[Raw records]
>> start

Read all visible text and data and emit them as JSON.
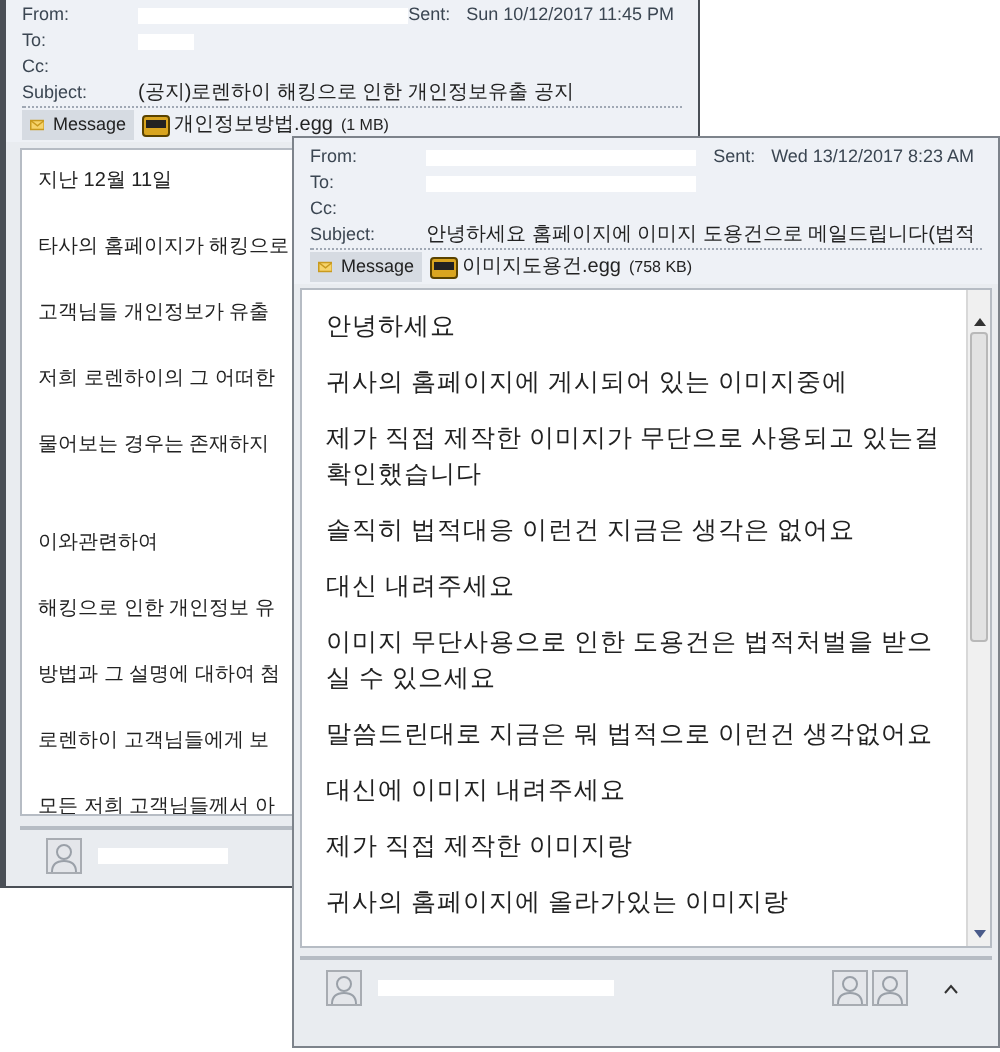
{
  "back_window": {
    "from_label": "From:",
    "sent_label": "Sent:",
    "sent": "Sun 10/12/2017 11:45 PM",
    "to_label": "To:",
    "cc_label": "Cc:",
    "subject_label": "Subject:",
    "subject": "(공지)로렌하이 해킹으로 인한 개인정보유출 공지",
    "message_tab": "Message",
    "attachment": {
      "name": "개인정보방법.egg",
      "size": "(1 MB)"
    },
    "body_paragraphs": [
      [
        "지난 12월 11일",
        "타사의 홈페이지가 해킹으로",
        "고객님들 개인정보가 유출",
        "저희 로렌하이의 그 어떠한",
        "물어보는 경우는 존재하지"
      ],
      [
        "이와관련하여",
        "해킹으로 인한 개인정보 유",
        "방법과 그 설명에 대하여 첨",
        "로렌하이 고객님들에게 보",
        "모든 저희 고객님들께서 아"
      ]
    ]
  },
  "front_window": {
    "from_label": "From:",
    "sent_label": "Sent:",
    "sent": "Wed 13/12/2017 8:23 AM",
    "to_label": "To:",
    "cc_label": "Cc:",
    "subject_label": "Subject:",
    "subject": "안녕하세요 홈페이지에 이미지 도용건으로 메일드립니다(법적",
    "message_tab": "Message",
    "attachment": {
      "name": "이미지도용건.egg",
      "size": "(758 KB)"
    },
    "body": [
      "안녕하세요",
      "귀사의 홈페이지에 게시되어 있는 이미지중에",
      "제가 직접 제작한 이미지가 무단으로 사용되고 있는걸 확인했습니다",
      "솔직히 법적대응 이런건 지금은 생각은 없어요",
      "대신 내려주세요",
      "이미지 무단사용으로 인한 도용건은 법적처벌을 받으실 수 있으세요",
      "말씀드린대로 지금은 뭐 법적으로 이런건 생각없어요",
      "대신에 이미지 내려주세요",
      "제가 직접 제작한 이미지랑",
      "귀사의 홈페이지에 올라가있는 이미지랑"
    ]
  }
}
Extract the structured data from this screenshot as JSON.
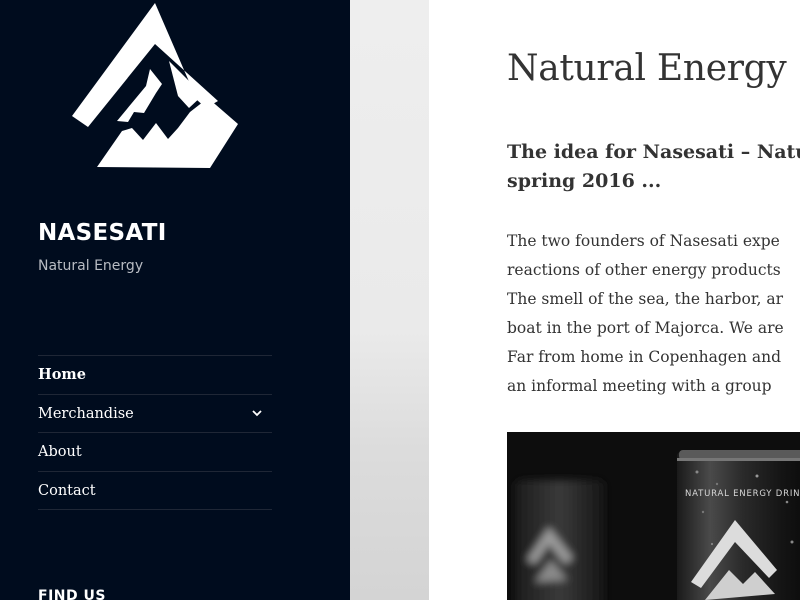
{
  "site": {
    "title": "NASESATI",
    "tagline": "Natural Energy",
    "logo_icon": "mountain-logo-icon"
  },
  "nav": {
    "items": [
      {
        "label": "Home",
        "active": true
      },
      {
        "label": "Merchandise",
        "has_submenu": true
      },
      {
        "label": "About"
      },
      {
        "label": "Contact"
      }
    ]
  },
  "widgets": {
    "find_us_title": "FIND US"
  },
  "post": {
    "title": "Natural Energy",
    "lead_lines": [
      "The idea for Nasesati – Natu",
      "spring 2016 ..."
    ],
    "body_lines": [
      "The two founders of Nasesati expe",
      "reactions of other energy products",
      "The smell of the sea, the harbor, ar",
      "boat in the port of Majorca. We are",
      "Far from home in Copenhagen and",
      "an informal meeting with a group"
    ],
    "image_caption_text": "NATURAL ENERGY DRINK"
  },
  "colors": {
    "sidebar_bg": "#000c1e",
    "content_bg": "#ffffff",
    "text": "#333333",
    "tagline": "#b8bcc3"
  }
}
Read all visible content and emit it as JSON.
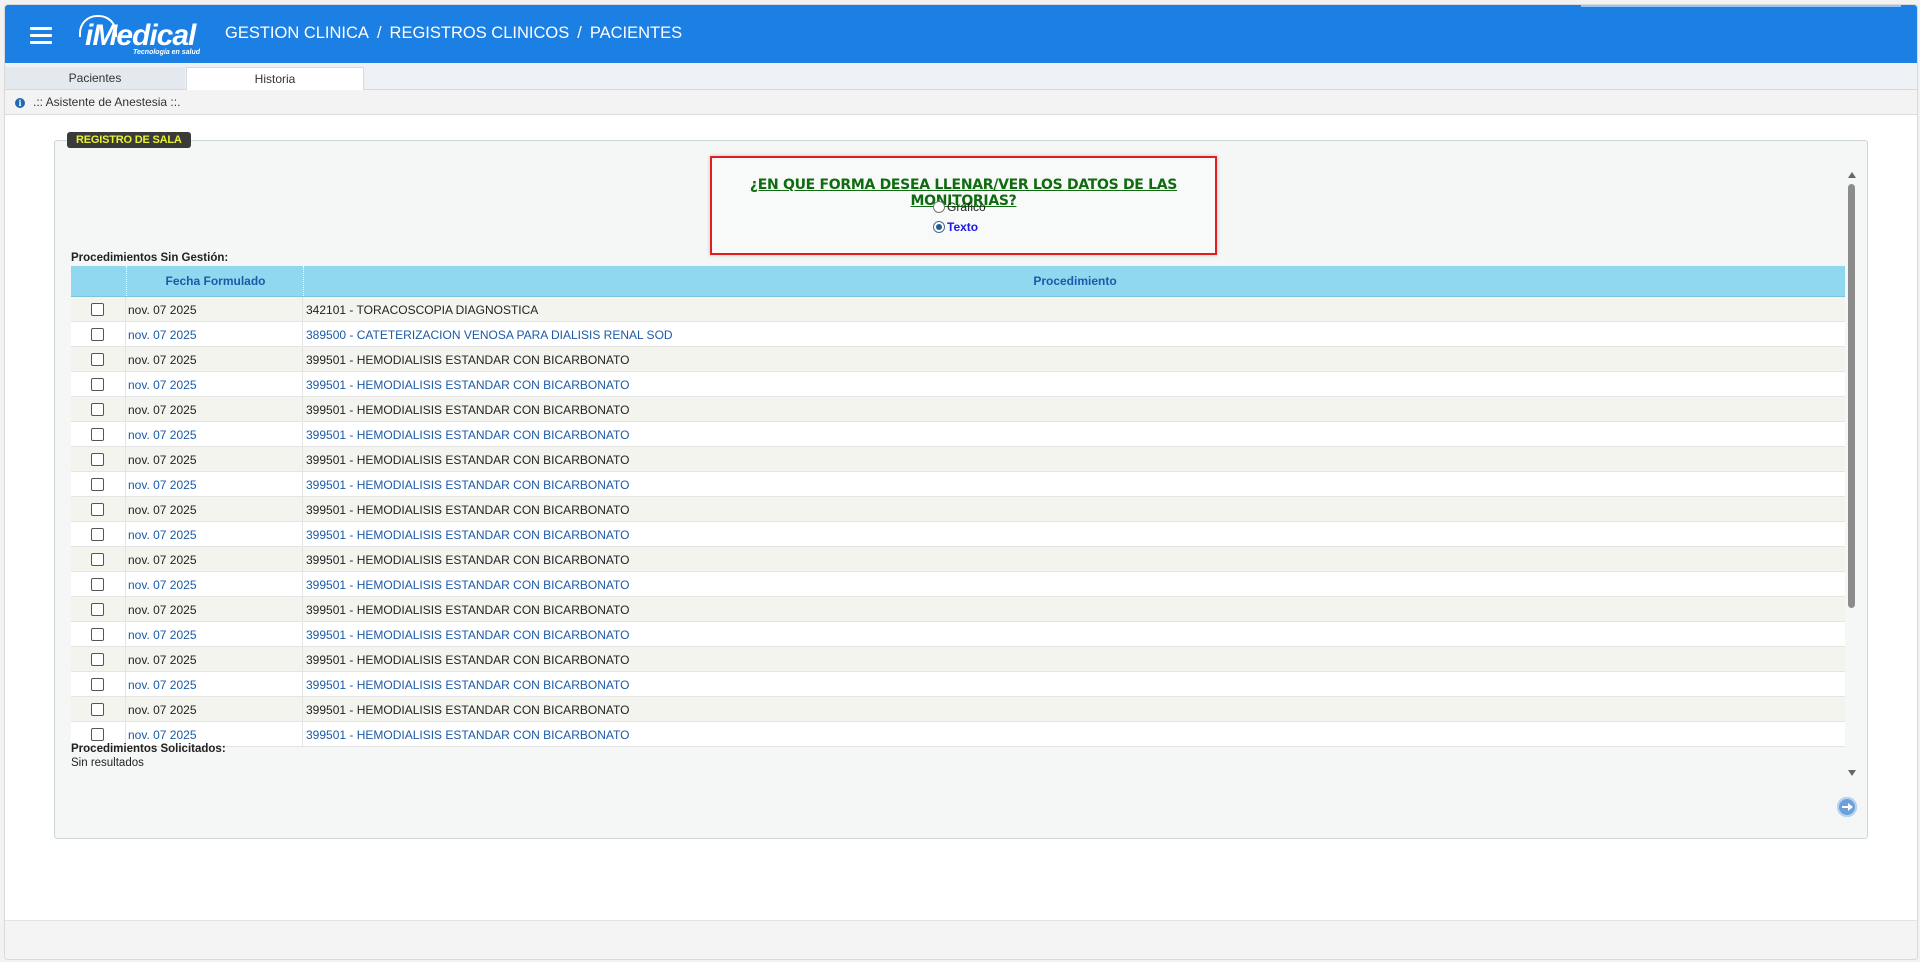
{
  "header": {
    "logo_text": "iMedical",
    "logo_tagline": "Tecnología en salud",
    "breadcrumb": [
      "GESTION CLINICA",
      "REGISTROS CLINICOS",
      "PACIENTES"
    ],
    "separator": "/"
  },
  "tabs": [
    "Pacientes",
    "Historia"
  ],
  "subbar": {
    "label": ".:: Asistente de Anestesia ::."
  },
  "section_badge": "REGISTRO DE SALA",
  "question": {
    "text": "¿EN QUE FORMA DESEA LLENAR/VER LOS DATOS DE LAS MONITORIAS?",
    "options": [
      "Gráfico",
      "Texto"
    ],
    "selected": "Texto"
  },
  "procedimientos_sin_gestion": {
    "label": "Procedimientos Sin Gestión:",
    "columns": [
      "",
      "Fecha Formulado",
      "Procedimiento"
    ],
    "rows": [
      {
        "fecha": "nov. 07 2025",
        "procedimiento": "342101 - TORACOSCOPIA DIAGNOSTICA"
      },
      {
        "fecha": "nov. 07 2025",
        "procedimiento": "389500 - CATETERIZACION VENOSA PARA DIALISIS RENAL SOD"
      },
      {
        "fecha": "nov. 07 2025",
        "procedimiento": "399501 - HEMODIALISIS ESTANDAR CON BICARBONATO"
      },
      {
        "fecha": "nov. 07 2025",
        "procedimiento": "399501 - HEMODIALISIS ESTANDAR CON BICARBONATO"
      },
      {
        "fecha": "nov. 07 2025",
        "procedimiento": "399501 - HEMODIALISIS ESTANDAR CON BICARBONATO"
      },
      {
        "fecha": "nov. 07 2025",
        "procedimiento": "399501 - HEMODIALISIS ESTANDAR CON BICARBONATO"
      },
      {
        "fecha": "nov. 07 2025",
        "procedimiento": "399501 - HEMODIALISIS ESTANDAR CON BICARBONATO"
      },
      {
        "fecha": "nov. 07 2025",
        "procedimiento": "399501 - HEMODIALISIS ESTANDAR CON BICARBONATO"
      },
      {
        "fecha": "nov. 07 2025",
        "procedimiento": "399501 - HEMODIALISIS ESTANDAR CON BICARBONATO"
      },
      {
        "fecha": "nov. 07 2025",
        "procedimiento": "399501 - HEMODIALISIS ESTANDAR CON BICARBONATO"
      },
      {
        "fecha": "nov. 07 2025",
        "procedimiento": "399501 - HEMODIALISIS ESTANDAR CON BICARBONATO"
      },
      {
        "fecha": "nov. 07 2025",
        "procedimiento": "399501 - HEMODIALISIS ESTANDAR CON BICARBONATO"
      },
      {
        "fecha": "nov. 07 2025",
        "procedimiento": "399501 - HEMODIALISIS ESTANDAR CON BICARBONATO"
      },
      {
        "fecha": "nov. 07 2025",
        "procedimiento": "399501 - HEMODIALISIS ESTANDAR CON BICARBONATO"
      },
      {
        "fecha": "nov. 07 2025",
        "procedimiento": "399501 - HEMODIALISIS ESTANDAR CON BICARBONATO"
      },
      {
        "fecha": "nov. 07 2025",
        "procedimiento": "399501 - HEMODIALISIS ESTANDAR CON BICARBONATO"
      },
      {
        "fecha": "nov. 07 2025",
        "procedimiento": "399501 - HEMODIALISIS ESTANDAR CON BICARBONATO"
      },
      {
        "fecha": "nov. 07 2025",
        "procedimiento": "399501 - HEMODIALISIS ESTANDAR CON BICARBONATO"
      }
    ]
  },
  "procedimientos_solicitados": {
    "label": "Procedimientos Solicitados:",
    "empty_text": "Sin resultados"
  },
  "icons": {
    "menu": "hamburger-menu-icon",
    "info": "info-icon",
    "next": "arrow-right-circle-icon"
  },
  "colors": {
    "topbar": "#1c7fe3",
    "grid_header": "#8fd8f0",
    "question_border": "#e02020",
    "badge_text": "#e8f232"
  }
}
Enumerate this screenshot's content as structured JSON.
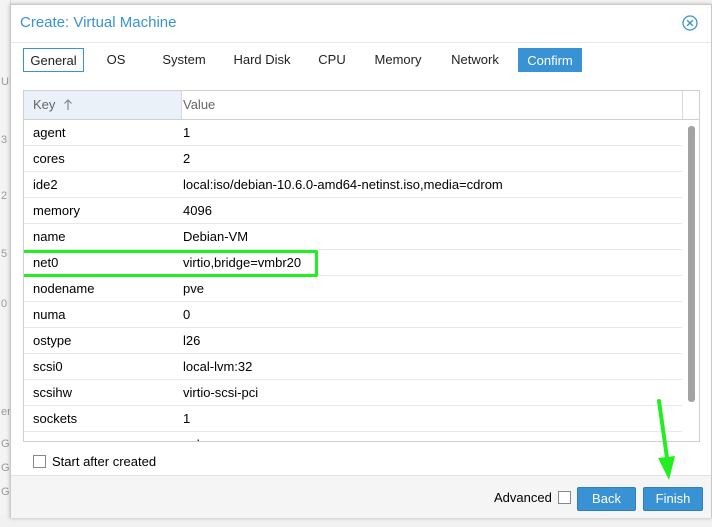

>> end

■ **GIVEN EXERCISE**: Reproduce all entries exactly. Pictures do not belong in the copy.

■ **OUTPUT**:
Read all visible text and data and emit them as JSON.
{
  "back_window": {
    "from_label": "From:",
    "sent_label": "Sent:",
    "sent": "Sun 10/12/2017 11:45 PM",
    "to_label": "To:",
    "cc_label": "Cc:",
    "subject_label": "Subject:",
    "subject": "(공지)로렌하이 해킹으로 인한 개인정보유출 공지",
    "message_tab": "Message",
    "attachment": {
      "name": "개인정보방법.egg",
      "size": "(1 MB)"
    },
    "body_paragraphs": [
      [
        "지난 12월 11일",
        "타사의 홈페이지가 해킹으로",
        "고객님들 개인정보가 유출",
        "저희 로렌하이의 그 어떠한",
        "물어보는 경우는 존재하지"
      ],
      [
        "이와관련하여",
        "해킹으로 인한 개인정보 유",
        "방법과 그 설명에 대하여 첨",
        "로렌하이 고객님들에게 보",
        "모든 저희 고객님들께서 아"
      ]
    ]
  },
  "front_window": {
    "from_label": "From:",
    "sent_label": "Sent:",
    "sent": "Wed 13/12/2017 8:23 AM",
    "to_label": "To:",
    "cc_label": "Cc:",
    "subject_label": "Subject:",
    "subject": "안녕하세요 홈페이지에 이미지 도용건으로 메일드립니다(법적",
    "message_tab": "Message",
    "attachment": {
      "name": "이미지도용건.egg",
      "size": "(758 KB)"
    },
    "body": [
      "안녕하세요",
      "귀사의 홈페이지에 게시되어 있는 이미지중에",
      "제가 직접 제작한 이미지가 무단으로 사용되고 있는걸 확인했습니다",
      "솔직히 법적대응 이런건 지금은 생각은 없어요",
      "대신 내려주세요",
      "이미지 무단사용으로 인한 도용건은 법적처벌을 받으실 수 있으세요",
      "말씀드린대로 지금은 뭐 법적으로 이런건 생각없어요",
      "대신에 이미지 내려주세요",
      "제가 직접 제작한 이미지랑",
      "귀사의 홈페이지에 올라가있는 이미지랑"
    ]
  }
}
Extract the structured data from this screenshot as JSON.
{
  "site": {
    "title": "NASESATI",
    "tagline": "Natural Energy",
    "logo_icon": "mountain-logo-icon"
  },
  "nav": {
    "items": [
      {
        "label": "Home",
        "active": true
      },
      {
        "label": "Merchandise",
        "has_submenu": true
      },
      {
        "label": "About"
      },
      {
        "label": "Contact"
      }
    ]
  },
  "widgets": {
    "find_us_title": "FIND US"
  },
  "post": {
    "title": "Natural Energy",
    "lead_lines": [
      "The idea for Nasesati – Natu",
      "spring 2016 ..."
    ],
    "body_lines": [
      "The two founders of Nasesati expe",
      "reactions of other energy products",
      "The smell of the sea, the harbor, ar",
      "boat in the port of Majorca. We are",
      "Far from home in Copenhagen and",
      "an informal meeting with a group"
    ],
    "image_caption_text": "NATURAL ENERGY DRINK"
  },
  "colors": {
    "sidebar_bg": "#000c1e",
    "content_bg": "#ffffff",
    "text": "#333333",
    "tagline": "#b8bcc3"
  }
}
Read all visible content and emit it as JSON.
{
  "header": {
    "logo_text": "iMedical",
    "logo_tagline": "Tecnología en salud",
    "breadcrumb": [
      "GESTION CLINICA",
      "REGISTROS CLINICOS",
      "PACIENTES"
    ],
    "separator": "/"
  },
  "tabs": [
    "Pacientes",
    "Historia"
  ],
  "subbar": {
    "label": ".:: Asistente de Anestesia ::."
  },
  "section_badge": "REGISTRO DE SALA",
  "question": {
    "text": "¿EN QUE FORMA DESEA LLENAR/VER LOS DATOS DE LAS MONITORIAS?",
    "options": [
      "Gráfico",
      "Texto"
    ],
    "selected": "Texto"
  },
  "procedimientos_sin_gestion": {
    "label": "Procedimientos Sin Gestión:",
    "columns": [
      "",
      "Fecha Formulado",
      "Procedimiento"
    ],
    "rows": [
      {
        "fecha": "nov. 07 2025",
        "procedimiento": "342101 - TORACOSCOPIA DIAGNOSTICA"
      },
      {
        "fecha": "nov. 07 2025",
        "procedimiento": "389500 - CATETERIZACION VENOSA PARA DIALISIS RENAL SOD"
      },
      {
        "fecha": "nov. 07 2025",
        "procedimiento": "399501 - HEMODIALISIS ESTANDAR CON BICARBONATO"
      },
      {
        "fecha": "nov. 07 2025",
        "procedimiento": "399501 - HEMODIALISIS ESTANDAR CON BICARBONATO"
      },
      {
        "fecha": "nov. 07 2025",
        "procedimiento": "399501 - HEMODIALISIS ESTANDAR CON BICARBONATO"
      },
      {
        "fecha": "nov. 07 2025",
        "procedimiento": "399501 - HEMODIALISIS ESTANDAR CON BICARBONATO"
      },
      {
        "fecha": "nov. 07 2025",
        "procedimiento": "399501 - HEMODIALISIS ESTANDAR CON BICARBONATO"
      },
      {
        "fecha": "nov. 07 2025",
        "procedimiento": "399501 - HEMODIALISIS ESTANDAR CON BICARBONATO"
      },
      {
        "fecha": "nov. 07 2025",
        "procedimiento": "399501 - HEMODIALISIS ESTANDAR CON BICARBONATO"
      },
      {
        "fecha": "nov. 07 2025",
        "procedimiento": "399501 - HEMODIALISIS ESTANDAR CON BICARBONATO"
      },
      {
        "fecha": "nov. 07 2025",
        "procedimiento": "399501 - HEMODIALISIS ESTANDAR CON BICARBONATO"
      },
      {
        "fecha": "nov. 07 2025",
        "procedimiento": "399501 - HEMODIALISIS ESTANDAR CON BICARBONATO"
      },
      {
        "fecha": "nov. 07 2025",
        "procedimiento": "399501 - HEMODIALISIS ESTANDAR CON BICARBONATO"
      },
      {
        "fecha": "nov. 07 2025",
        "procedimiento": "399501 - HEMODIALISIS ESTANDAR CON BICARBONATO"
      },
      {
        "fecha": "nov. 07 2025",
        "procedimiento": "399501 - HEMODIALISIS ESTANDAR CON BICARBONATO"
      },
      {
        "fecha": "nov. 07 2025",
        "procedimiento": "399501 - HEMODIALISIS ESTANDAR CON BICARBONATO"
      },
      {
        "fecha": "nov. 07 2025",
        "procedimiento": "399501 - HEMODIALISIS ESTANDAR CON BICARBONATO"
      },
      {
        "fecha": "nov. 07 2025",
        "procedimiento": "399501 - HEMODIALISIS ESTANDAR CON BICARBONATO"
      }
    ]
  },
  "procedimientos_solicitados": {
    "label": "Procedimientos Solicitados:",
    "empty_text": "Sin resultados"
  },
  "icons": {
    "menu": "hamburger-menu-icon",
    "info": "info-icon",
    "next": "arrow-right-circle-icon"
  },
  "colors": {
    "topbar": "#1c7fe3",
    "grid_header": "#8fd8f0",
    "question_border": "#e02020",
    "badge_text": "#e8f232"
  }
}
Enumerate this screenshot's content as structured JSON.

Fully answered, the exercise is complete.